— Begin —

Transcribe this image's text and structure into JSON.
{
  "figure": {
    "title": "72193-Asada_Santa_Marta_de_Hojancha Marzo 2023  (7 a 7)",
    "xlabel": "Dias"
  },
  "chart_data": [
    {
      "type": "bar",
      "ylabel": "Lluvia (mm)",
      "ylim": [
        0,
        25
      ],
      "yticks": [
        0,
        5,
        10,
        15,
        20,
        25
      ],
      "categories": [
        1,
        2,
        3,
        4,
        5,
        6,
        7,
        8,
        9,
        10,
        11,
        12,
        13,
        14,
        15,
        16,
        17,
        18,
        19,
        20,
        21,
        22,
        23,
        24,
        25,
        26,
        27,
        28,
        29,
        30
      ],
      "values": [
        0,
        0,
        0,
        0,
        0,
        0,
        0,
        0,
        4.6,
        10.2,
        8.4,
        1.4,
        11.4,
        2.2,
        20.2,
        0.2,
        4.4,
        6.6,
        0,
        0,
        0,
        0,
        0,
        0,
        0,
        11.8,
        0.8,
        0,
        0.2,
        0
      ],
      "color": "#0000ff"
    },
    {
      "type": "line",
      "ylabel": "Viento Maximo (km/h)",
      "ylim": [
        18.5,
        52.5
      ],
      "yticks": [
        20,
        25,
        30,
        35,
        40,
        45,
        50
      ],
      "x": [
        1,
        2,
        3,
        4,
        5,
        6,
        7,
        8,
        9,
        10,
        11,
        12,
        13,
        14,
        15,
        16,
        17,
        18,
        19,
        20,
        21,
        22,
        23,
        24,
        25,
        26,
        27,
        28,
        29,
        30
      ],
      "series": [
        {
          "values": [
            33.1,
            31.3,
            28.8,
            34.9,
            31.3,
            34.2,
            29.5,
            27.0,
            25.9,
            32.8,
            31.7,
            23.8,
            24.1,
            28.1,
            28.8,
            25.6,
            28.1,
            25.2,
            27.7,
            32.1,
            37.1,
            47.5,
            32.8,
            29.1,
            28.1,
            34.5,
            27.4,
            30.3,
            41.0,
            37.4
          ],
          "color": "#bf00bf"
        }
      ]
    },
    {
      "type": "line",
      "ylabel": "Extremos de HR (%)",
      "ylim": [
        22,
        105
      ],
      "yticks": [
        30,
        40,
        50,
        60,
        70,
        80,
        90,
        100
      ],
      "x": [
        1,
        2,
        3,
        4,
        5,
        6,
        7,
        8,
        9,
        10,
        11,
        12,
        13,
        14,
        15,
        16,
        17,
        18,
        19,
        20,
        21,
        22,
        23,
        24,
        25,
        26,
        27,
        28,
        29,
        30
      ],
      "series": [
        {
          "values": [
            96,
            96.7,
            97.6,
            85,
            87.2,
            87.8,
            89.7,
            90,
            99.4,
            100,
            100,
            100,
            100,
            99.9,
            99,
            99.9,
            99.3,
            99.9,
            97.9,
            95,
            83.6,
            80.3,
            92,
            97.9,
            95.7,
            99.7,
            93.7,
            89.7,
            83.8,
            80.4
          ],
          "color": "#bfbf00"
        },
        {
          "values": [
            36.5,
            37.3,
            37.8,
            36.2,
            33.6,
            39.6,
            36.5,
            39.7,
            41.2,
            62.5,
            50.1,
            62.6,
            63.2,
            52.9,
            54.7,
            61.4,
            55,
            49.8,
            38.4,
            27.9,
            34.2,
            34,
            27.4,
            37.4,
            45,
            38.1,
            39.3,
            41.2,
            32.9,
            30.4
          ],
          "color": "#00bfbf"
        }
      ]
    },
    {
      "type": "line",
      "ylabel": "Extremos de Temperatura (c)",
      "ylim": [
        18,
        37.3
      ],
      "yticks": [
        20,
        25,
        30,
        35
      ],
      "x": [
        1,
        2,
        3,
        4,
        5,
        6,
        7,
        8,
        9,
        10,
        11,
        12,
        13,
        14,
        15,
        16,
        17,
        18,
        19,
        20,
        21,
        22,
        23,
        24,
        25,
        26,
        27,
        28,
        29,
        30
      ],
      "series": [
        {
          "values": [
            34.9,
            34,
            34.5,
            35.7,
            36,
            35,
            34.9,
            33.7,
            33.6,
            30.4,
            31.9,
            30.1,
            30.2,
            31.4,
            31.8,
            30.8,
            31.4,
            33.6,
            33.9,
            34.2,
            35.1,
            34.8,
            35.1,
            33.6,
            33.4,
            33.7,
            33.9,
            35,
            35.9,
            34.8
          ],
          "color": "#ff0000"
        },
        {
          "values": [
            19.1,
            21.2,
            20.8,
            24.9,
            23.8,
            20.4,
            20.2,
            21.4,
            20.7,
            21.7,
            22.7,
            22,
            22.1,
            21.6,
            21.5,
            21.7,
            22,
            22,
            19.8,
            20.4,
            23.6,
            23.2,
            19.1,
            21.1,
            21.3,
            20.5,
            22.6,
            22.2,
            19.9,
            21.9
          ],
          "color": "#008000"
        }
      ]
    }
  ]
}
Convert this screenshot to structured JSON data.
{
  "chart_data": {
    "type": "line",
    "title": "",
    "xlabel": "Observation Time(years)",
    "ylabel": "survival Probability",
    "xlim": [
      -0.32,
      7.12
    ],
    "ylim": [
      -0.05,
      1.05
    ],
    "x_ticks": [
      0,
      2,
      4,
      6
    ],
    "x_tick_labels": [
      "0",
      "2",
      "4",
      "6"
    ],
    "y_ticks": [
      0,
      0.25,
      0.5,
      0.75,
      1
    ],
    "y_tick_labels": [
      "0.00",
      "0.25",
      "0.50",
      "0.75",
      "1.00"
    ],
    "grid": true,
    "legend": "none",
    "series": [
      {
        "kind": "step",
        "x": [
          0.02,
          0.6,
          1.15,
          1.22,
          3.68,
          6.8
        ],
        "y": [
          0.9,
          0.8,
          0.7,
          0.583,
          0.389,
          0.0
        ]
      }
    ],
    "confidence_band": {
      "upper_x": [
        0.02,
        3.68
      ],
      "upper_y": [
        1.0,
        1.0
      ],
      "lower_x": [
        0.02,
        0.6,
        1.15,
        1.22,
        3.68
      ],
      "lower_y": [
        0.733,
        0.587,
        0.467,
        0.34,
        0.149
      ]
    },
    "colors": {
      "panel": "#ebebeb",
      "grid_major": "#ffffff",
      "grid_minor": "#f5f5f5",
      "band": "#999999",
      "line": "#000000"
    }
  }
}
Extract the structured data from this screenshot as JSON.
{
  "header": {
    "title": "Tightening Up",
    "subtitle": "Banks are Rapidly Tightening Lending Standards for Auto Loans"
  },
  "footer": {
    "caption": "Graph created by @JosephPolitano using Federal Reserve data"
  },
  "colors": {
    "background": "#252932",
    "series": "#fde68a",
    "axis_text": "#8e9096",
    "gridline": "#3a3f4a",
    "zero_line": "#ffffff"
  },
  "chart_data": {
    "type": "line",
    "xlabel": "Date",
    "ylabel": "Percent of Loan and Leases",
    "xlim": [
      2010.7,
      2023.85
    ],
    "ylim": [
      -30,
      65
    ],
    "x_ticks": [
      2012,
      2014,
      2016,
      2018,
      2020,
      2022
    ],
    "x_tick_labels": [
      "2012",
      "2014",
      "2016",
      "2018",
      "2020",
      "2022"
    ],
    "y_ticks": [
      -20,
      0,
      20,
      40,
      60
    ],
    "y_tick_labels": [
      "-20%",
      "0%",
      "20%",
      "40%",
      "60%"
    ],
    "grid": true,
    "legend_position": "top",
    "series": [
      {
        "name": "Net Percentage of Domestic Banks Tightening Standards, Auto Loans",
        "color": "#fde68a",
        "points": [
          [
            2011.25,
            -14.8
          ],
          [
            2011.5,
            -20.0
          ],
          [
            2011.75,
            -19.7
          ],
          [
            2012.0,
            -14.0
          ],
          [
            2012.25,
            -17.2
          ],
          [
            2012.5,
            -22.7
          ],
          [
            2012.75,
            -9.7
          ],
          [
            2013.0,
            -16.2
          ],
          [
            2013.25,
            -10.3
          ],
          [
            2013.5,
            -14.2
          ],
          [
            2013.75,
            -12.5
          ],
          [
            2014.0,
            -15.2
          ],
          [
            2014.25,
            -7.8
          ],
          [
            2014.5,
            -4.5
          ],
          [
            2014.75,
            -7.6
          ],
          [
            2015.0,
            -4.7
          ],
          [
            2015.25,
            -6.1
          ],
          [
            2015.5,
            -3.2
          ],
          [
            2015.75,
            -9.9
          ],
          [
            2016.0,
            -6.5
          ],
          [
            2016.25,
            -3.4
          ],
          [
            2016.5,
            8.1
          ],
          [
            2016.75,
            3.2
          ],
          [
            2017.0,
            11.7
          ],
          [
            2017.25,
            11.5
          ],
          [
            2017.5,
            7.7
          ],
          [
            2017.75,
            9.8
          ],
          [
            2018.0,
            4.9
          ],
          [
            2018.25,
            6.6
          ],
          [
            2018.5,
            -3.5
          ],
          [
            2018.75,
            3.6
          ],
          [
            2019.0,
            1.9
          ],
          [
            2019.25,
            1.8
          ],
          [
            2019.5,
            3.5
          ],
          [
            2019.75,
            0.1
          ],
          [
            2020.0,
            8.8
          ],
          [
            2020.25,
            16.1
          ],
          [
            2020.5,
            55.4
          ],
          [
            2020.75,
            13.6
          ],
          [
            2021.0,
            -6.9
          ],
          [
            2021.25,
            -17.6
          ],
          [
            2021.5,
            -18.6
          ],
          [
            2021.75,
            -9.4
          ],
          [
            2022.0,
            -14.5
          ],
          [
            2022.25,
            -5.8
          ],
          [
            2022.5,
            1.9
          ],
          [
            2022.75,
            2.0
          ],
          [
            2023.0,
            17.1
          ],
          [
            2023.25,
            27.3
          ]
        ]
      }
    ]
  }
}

— End —

# [Task description]
Find the lines above holding the word "this" and show them.

# [Exercise solution]
Transcribe this image's text and structure into JSON.
Convert this screenshot to structured JSON data.
Extract the structured data from this screenshot as JSON.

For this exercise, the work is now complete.